Pictures do not belong in the copy. Return all of the entries exactly.

[Collected data]
******************************
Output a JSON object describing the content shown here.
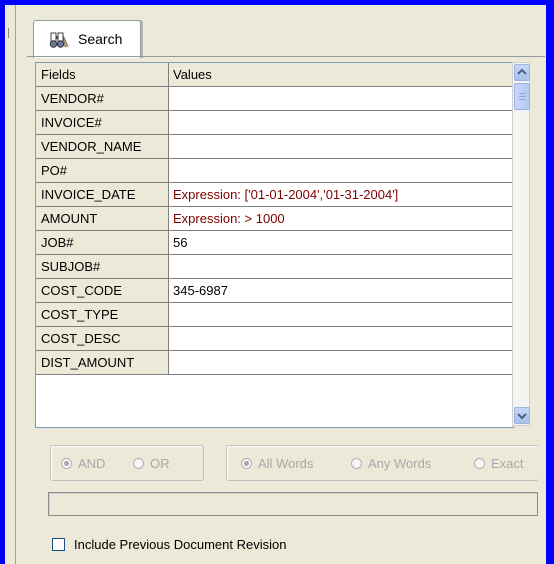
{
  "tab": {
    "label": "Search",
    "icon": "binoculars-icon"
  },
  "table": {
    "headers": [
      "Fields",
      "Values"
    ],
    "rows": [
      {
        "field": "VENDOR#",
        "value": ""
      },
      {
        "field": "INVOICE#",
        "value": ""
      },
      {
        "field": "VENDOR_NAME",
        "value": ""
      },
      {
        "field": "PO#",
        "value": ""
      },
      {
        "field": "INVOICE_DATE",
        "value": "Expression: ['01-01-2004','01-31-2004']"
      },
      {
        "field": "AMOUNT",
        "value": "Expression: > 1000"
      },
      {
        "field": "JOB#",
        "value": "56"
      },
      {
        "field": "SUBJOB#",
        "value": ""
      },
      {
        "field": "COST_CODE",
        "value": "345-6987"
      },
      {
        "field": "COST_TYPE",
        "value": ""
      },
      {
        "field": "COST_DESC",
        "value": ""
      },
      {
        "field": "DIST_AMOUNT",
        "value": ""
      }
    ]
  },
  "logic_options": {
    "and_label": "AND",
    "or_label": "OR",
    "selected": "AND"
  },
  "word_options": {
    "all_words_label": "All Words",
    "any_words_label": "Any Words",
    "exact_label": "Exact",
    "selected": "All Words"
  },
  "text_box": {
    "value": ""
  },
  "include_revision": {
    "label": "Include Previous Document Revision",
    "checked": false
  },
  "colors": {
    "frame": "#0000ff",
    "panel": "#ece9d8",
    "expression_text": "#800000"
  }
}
******************************
■ **FULL OUTPUT**:
Output a JSON object describing the content shown here.
{
  "tab": {
    "label": "Search",
    "icon": "binoculars-icon"
  },
  "table": {
    "headers": [
      "Fields",
      "Values"
    ],
    "rows": [
      {
        "field": "VENDOR#",
        "value": ""
      },
      {
        "field": "INVOICE#",
        "value": ""
      },
      {
        "field": "VENDOR_NAME",
        "value": ""
      },
      {
        "field": "PO#",
        "value": ""
      },
      {
        "field": "INVOICE_DATE",
        "value": "Expression: ['01-01-2004','01-31-2004']"
      },
      {
        "field": "AMOUNT",
        "value": "Expression: > 1000"
      },
      {
        "field": "JOB#",
        "value": "56"
      },
      {
        "field": "SUBJOB#",
        "value": ""
      },
      {
        "field": "COST_CODE",
        "value": "345-6987"
      },
      {
        "field": "COST_TYPE",
        "value": ""
      },
      {
        "field": "COST_DESC",
        "value": ""
      },
      {
        "field": "DIST_AMOUNT",
        "value": ""
      }
    ]
  },
  "logic_options": {
    "and_label": "AND",
    "or_label": "OR",
    "selected": "AND"
  },
  "word_options": {
    "all_words_label": "All Words",
    "any_words_label": "Any Words",
    "exact_label": "Exact",
    "selected": "All Words"
  },
  "text_box": {
    "value": ""
  },
  "include_revision": {
    "label": "Include Previous Document Revision",
    "checked": false
  },
  "colors": {
    "frame": "#0000ff",
    "panel": "#ece9d8",
    "expression_text": "#800000"
  }
}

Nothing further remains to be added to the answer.